TASKS AND EXERCISES –
**a)** List the three primary reasons for arrhythmia given in the passage on heart arrhythmia.
**b)** According to the passage on heart arrhythmia, which arrhythmia most commonly affects the heart?
**c)** In the passage on heart arrhythmia, rewrite the paragraph beginning "The heart beats because of a set of electrical impulses" as a short list that keeps its main facts.

##### PASSAGE SHOWN

The heart beats because of a set of electrical impulses. The myocardium or heart muscle contracts when the electrical signal arises from the sinoatrial node in the upper right chamber and passes to the atriventricular node. The electric impulse proceeds through the heart’s muscles to the lower chambers called the ventricles causing them to contract. The rhythmic contractions of the heart muscles are necessary to maintain the flow of blood. An irregular heart beat is known as an arrhythmia.
A number of different types of arrhythmia exist and are named on the basis of the atria or ventricle in which they occur. There are three primary reasons for arrhythmia or an abnormal heart beat.
- The heartbeat starts with an electrical impulse which does not originate in the sinoatrial node.
- The sinoatrial node may not be able to set a normal heartbeat rhythm due to some problem.
- There is a block or delay of the electric impulse which causes the heartbeat to become irregular.
Arrhythmias are diagnosed with a combination of a physical examination, EKG, and study of the individual’s medical history.
What is Atrial Fibrillation?
Atrial fibrillation is the most common arrhythmia to affect the heart. The irregular and fast heart beats associated with atrial fibrillation arise in the atria or top chamber of the heart. Instead of a single electrical impulse starting from the sinoatrial node and proceeding through the atriventricular node to the ventricles, a number of impulses begin simultaneously through the atria. This results in a rapid and arrhythmic heartbeat. The condition is potentially dangerous as it could lead to cardiac failure.

##########
##### LISTED RECORDS

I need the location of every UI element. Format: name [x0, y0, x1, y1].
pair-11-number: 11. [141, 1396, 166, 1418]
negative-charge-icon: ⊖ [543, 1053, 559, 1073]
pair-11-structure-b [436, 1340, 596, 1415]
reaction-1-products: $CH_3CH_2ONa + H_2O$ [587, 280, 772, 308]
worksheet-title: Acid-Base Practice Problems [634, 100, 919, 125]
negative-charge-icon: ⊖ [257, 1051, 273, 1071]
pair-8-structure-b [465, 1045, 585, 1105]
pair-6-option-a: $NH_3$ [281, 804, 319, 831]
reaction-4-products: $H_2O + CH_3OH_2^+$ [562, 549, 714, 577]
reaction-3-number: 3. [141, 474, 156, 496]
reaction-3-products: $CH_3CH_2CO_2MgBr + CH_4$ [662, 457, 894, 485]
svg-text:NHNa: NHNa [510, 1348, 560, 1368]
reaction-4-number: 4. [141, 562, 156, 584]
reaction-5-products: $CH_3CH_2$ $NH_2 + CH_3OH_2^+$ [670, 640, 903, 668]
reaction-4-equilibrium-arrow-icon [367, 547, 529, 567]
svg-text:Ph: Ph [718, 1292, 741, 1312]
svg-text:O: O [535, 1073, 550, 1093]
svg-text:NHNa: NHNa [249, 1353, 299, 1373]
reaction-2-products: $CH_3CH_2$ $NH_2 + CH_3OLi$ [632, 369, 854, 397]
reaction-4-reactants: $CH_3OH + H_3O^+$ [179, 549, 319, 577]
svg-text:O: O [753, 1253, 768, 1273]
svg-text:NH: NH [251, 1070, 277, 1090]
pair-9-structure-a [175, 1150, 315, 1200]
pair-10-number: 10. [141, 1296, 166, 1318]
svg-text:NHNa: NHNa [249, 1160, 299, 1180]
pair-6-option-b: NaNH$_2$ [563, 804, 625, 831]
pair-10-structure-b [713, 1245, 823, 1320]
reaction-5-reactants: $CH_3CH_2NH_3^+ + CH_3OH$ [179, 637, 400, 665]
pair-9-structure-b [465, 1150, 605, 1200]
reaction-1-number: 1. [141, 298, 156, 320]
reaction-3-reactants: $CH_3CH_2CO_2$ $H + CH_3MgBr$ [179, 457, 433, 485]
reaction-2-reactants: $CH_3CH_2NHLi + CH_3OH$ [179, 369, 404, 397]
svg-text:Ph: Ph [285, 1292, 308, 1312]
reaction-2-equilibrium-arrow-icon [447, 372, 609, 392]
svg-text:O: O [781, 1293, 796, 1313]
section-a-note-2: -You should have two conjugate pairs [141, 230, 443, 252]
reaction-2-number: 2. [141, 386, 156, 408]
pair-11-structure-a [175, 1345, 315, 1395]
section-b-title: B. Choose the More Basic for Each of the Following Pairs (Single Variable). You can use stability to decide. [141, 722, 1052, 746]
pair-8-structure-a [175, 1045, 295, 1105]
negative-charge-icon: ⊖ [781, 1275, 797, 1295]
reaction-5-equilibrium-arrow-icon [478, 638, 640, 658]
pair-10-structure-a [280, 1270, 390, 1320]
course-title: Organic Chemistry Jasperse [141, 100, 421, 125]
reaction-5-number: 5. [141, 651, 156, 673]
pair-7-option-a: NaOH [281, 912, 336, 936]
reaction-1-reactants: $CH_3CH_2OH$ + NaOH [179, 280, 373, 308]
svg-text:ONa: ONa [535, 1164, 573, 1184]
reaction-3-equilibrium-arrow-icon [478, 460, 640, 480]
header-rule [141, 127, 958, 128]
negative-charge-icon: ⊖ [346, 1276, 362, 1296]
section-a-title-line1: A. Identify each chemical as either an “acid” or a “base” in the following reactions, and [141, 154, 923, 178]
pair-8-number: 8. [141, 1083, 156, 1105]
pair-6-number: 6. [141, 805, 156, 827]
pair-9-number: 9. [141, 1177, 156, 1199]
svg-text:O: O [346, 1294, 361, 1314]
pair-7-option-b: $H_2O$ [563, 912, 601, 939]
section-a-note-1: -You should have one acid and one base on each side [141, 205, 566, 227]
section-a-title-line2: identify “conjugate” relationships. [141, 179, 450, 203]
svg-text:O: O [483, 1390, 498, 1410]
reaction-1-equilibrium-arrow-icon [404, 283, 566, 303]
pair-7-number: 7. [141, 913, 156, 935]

##########

RESULTS OF THE EXERCISE –
**a)**
- The heartbeat starts with an electrical impulse which does not originate in the sinoatrial node.
- The sinoatrial node may not be able to set a normal heartbeat rhythm due to some problem.
- There is a block or delay of the electric impulse which causes the heartbeat to become irregular.

**b)** Atrial fibrillation.

**c)**
- The heartbeat is driven by a set of electrical impulses.
- The signal arises from the sinoatrial node in the upper right chamber and passes to the atriventricular node, making the heart muscle (myocardium) contract.
- The impulse then travels to the lower chambers, the ventricles, causing them to contract.
- These rhythmic contractions maintain the flow of blood.
- An irregular heartbeat is called an arrhythmia.